_WORK REQUEST_: Where a line in the material below has the string "Neurodegenerative", please report it.

_SOURCE MATERIAL_:
----------
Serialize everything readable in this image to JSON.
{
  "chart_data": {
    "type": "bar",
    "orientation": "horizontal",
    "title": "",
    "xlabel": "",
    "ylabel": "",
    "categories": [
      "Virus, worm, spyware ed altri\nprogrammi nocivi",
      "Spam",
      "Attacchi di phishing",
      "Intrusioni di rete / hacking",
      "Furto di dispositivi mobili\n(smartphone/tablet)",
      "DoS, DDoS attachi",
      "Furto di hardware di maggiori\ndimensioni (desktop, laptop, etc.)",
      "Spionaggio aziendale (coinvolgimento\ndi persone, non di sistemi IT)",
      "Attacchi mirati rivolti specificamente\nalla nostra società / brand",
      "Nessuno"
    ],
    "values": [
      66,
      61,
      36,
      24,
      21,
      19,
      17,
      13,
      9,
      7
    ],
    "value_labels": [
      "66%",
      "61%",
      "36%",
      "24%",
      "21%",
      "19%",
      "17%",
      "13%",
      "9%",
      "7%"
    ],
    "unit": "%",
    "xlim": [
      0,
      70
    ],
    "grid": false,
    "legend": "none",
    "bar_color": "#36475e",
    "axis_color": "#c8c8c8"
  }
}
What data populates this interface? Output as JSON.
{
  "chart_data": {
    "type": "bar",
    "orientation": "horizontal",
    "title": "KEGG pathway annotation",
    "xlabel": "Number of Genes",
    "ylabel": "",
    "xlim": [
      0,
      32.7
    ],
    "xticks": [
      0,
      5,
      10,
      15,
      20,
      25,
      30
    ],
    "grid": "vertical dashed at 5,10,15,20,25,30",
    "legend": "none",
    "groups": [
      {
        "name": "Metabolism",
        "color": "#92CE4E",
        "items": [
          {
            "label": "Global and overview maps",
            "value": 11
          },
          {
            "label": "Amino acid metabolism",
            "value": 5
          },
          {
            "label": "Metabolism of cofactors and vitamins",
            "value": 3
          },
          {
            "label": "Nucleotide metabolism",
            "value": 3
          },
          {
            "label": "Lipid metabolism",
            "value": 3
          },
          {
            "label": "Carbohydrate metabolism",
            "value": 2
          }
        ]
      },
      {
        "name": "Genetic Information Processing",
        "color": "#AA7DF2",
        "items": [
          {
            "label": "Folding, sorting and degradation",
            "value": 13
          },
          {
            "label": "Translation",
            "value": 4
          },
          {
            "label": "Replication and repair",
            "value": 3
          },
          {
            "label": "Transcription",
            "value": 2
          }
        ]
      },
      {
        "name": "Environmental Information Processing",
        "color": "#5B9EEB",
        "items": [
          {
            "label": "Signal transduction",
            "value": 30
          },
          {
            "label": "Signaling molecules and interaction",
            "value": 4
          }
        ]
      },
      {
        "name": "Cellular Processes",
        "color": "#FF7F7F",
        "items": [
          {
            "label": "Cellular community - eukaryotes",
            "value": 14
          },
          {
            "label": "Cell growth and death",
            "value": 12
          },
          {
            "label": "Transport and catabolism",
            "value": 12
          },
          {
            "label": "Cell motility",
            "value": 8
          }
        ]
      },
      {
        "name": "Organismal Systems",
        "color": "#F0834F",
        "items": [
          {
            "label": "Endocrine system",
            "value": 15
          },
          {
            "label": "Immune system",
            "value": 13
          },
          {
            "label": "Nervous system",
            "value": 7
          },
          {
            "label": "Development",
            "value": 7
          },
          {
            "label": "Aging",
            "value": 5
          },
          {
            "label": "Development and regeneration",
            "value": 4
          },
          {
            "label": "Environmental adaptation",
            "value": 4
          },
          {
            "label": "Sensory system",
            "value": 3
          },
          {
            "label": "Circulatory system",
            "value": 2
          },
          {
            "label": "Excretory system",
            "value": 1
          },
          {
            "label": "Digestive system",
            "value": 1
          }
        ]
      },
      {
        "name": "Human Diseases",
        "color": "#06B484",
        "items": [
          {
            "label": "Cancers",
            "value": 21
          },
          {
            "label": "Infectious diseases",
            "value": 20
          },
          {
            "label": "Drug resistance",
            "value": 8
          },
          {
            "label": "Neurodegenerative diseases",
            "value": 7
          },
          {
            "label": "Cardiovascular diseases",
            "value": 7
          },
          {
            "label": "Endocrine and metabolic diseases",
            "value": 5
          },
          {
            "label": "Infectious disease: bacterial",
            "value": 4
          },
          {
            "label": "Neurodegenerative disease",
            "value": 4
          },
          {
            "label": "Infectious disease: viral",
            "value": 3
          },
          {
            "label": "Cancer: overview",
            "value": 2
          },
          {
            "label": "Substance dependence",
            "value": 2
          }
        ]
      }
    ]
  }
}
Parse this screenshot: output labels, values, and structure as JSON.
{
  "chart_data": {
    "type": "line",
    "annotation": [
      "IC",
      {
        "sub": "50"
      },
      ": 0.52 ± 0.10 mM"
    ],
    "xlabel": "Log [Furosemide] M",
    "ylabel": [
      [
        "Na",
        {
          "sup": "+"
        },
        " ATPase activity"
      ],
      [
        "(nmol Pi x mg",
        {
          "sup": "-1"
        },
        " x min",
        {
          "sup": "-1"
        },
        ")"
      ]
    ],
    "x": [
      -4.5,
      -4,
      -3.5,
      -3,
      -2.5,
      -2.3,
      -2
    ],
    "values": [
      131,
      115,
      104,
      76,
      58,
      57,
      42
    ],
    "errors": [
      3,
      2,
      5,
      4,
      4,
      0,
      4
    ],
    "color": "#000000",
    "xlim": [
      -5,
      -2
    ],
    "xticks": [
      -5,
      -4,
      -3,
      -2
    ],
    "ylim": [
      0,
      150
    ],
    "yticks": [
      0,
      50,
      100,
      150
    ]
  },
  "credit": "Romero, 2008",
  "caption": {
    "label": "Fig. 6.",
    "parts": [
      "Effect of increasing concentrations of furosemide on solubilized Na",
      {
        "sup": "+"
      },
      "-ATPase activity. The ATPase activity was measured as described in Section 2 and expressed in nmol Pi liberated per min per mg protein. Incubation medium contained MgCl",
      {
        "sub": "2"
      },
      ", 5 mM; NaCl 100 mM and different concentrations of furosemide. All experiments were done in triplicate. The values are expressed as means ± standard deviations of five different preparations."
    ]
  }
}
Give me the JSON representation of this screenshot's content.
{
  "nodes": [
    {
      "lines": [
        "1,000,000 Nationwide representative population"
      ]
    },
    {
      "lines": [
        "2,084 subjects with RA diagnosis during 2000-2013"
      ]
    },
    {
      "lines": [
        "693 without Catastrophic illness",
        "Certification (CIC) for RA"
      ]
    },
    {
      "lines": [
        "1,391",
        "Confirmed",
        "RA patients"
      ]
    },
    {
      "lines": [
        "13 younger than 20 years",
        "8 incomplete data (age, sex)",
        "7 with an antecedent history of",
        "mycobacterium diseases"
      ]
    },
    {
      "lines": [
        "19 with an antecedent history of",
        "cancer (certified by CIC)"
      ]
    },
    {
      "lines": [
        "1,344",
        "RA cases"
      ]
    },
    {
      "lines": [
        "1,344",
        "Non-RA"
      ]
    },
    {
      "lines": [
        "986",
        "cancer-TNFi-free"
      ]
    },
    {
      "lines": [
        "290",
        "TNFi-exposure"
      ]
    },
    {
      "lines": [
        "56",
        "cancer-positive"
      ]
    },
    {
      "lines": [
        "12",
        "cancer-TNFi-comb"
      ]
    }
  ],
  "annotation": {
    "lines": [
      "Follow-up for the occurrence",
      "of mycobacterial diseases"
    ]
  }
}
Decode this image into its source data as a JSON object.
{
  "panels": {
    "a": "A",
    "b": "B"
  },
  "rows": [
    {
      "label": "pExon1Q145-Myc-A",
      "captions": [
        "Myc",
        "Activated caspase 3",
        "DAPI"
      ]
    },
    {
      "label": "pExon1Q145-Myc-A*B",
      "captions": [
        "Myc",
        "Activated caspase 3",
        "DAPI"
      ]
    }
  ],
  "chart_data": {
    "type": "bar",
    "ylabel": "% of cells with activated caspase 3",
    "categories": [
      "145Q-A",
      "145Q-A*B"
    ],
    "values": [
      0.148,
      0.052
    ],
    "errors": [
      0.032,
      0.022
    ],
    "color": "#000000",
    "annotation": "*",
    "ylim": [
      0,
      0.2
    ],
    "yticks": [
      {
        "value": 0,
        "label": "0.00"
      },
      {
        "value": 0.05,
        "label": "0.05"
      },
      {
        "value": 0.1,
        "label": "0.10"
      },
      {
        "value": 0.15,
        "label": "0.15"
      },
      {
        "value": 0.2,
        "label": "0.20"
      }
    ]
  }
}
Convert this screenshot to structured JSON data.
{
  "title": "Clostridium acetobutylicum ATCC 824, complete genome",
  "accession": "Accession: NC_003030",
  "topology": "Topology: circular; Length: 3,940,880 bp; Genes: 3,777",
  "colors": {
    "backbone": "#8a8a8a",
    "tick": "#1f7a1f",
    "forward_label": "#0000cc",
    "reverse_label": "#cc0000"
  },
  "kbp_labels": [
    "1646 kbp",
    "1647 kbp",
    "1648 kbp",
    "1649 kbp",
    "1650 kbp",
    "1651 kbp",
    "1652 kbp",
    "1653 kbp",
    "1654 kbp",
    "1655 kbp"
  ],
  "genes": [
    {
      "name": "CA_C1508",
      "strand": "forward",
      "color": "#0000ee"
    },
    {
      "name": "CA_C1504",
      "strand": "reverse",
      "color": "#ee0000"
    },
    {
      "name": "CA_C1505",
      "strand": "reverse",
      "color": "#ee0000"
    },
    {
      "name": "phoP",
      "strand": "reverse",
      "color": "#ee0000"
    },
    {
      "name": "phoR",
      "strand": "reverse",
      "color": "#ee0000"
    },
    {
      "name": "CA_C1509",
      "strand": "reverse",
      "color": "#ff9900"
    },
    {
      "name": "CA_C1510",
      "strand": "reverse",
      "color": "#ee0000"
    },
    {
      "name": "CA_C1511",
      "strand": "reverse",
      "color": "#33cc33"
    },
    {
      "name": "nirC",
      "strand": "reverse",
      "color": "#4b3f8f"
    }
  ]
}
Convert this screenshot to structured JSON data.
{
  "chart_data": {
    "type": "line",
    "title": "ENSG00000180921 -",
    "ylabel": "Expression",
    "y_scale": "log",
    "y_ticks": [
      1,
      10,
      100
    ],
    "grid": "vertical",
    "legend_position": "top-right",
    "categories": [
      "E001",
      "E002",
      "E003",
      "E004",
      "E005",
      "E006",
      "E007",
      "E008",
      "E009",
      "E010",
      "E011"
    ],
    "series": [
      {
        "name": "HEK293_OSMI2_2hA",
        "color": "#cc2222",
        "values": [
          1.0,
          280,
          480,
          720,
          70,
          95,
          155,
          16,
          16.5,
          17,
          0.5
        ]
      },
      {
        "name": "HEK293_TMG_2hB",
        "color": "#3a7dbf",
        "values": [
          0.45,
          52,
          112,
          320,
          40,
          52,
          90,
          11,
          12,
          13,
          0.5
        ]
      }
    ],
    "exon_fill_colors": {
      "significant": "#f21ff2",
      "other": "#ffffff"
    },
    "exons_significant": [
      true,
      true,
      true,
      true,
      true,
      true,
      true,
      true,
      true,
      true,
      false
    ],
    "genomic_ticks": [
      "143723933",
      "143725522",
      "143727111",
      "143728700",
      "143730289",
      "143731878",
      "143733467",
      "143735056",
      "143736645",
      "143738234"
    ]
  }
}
----------
_ANSWER BELOW_:
            "label": "Neurodegenerative diseases",
            "label": "Neurodegenerative disease",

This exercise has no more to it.